(Stored records)
_ _ _

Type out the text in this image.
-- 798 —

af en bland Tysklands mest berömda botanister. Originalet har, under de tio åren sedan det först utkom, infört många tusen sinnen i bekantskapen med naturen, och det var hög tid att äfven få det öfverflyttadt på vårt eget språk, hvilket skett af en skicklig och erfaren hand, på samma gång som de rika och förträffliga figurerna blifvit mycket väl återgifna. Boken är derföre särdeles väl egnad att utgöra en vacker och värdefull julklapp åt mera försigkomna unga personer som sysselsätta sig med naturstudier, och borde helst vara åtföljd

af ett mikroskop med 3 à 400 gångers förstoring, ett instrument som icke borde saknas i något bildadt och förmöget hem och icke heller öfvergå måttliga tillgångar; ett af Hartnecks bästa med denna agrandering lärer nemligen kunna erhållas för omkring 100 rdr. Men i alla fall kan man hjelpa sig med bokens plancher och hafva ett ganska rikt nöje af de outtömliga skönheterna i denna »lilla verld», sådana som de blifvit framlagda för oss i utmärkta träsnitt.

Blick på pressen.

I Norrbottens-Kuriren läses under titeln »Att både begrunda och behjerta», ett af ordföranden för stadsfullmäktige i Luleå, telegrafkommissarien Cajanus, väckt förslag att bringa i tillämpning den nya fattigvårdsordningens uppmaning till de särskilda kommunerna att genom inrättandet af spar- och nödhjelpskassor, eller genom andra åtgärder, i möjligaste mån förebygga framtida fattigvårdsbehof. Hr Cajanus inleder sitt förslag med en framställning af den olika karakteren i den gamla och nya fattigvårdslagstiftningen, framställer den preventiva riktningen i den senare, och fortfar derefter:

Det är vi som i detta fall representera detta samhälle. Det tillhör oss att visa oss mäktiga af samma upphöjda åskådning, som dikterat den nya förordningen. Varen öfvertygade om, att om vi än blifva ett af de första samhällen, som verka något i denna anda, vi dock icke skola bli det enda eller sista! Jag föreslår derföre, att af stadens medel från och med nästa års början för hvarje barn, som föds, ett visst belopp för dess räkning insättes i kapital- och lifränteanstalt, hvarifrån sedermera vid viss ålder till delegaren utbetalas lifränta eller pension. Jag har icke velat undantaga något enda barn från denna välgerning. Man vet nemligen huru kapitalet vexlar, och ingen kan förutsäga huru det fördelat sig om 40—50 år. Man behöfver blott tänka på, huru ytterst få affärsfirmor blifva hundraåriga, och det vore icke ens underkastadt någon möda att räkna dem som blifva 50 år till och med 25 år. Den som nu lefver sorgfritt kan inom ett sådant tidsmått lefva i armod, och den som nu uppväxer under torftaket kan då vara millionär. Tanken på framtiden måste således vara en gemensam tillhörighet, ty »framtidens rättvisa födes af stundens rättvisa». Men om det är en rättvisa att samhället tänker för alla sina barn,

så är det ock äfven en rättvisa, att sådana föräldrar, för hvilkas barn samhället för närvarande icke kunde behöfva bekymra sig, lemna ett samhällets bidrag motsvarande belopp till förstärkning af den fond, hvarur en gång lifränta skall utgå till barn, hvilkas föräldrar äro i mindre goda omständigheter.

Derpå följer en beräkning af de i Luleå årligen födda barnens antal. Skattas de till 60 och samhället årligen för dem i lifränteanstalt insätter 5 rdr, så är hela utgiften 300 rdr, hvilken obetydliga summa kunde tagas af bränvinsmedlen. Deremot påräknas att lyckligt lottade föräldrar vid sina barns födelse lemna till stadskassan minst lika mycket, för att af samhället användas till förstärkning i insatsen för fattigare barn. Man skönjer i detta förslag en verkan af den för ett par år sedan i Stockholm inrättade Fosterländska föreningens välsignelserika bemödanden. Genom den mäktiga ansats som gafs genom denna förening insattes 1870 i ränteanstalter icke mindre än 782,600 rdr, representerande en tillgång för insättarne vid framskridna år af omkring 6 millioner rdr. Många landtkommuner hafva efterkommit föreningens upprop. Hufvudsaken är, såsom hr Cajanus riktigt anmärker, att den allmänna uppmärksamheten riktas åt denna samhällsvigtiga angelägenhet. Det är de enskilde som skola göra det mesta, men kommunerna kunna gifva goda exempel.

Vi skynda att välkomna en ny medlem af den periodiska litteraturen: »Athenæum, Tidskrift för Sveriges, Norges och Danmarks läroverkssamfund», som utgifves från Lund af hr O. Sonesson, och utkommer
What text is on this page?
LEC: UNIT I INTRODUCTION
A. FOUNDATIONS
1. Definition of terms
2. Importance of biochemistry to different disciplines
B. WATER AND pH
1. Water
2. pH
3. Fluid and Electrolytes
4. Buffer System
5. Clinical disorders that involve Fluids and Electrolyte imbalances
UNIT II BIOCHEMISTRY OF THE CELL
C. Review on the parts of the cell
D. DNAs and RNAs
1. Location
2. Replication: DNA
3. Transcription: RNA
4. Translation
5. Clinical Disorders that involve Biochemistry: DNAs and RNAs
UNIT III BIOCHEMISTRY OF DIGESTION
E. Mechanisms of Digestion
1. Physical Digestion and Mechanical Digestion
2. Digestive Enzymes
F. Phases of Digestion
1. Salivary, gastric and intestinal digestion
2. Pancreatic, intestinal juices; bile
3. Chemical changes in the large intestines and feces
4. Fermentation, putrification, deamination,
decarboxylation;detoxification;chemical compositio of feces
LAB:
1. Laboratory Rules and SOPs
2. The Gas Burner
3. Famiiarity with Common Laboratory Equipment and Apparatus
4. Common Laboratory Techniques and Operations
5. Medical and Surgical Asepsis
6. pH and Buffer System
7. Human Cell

_ _ _

Problem to work on: Only lines holding the word "this" belong in the answer; copy all of them from the records.

Problem solution:
Type out the text in this image.
What text is on this page?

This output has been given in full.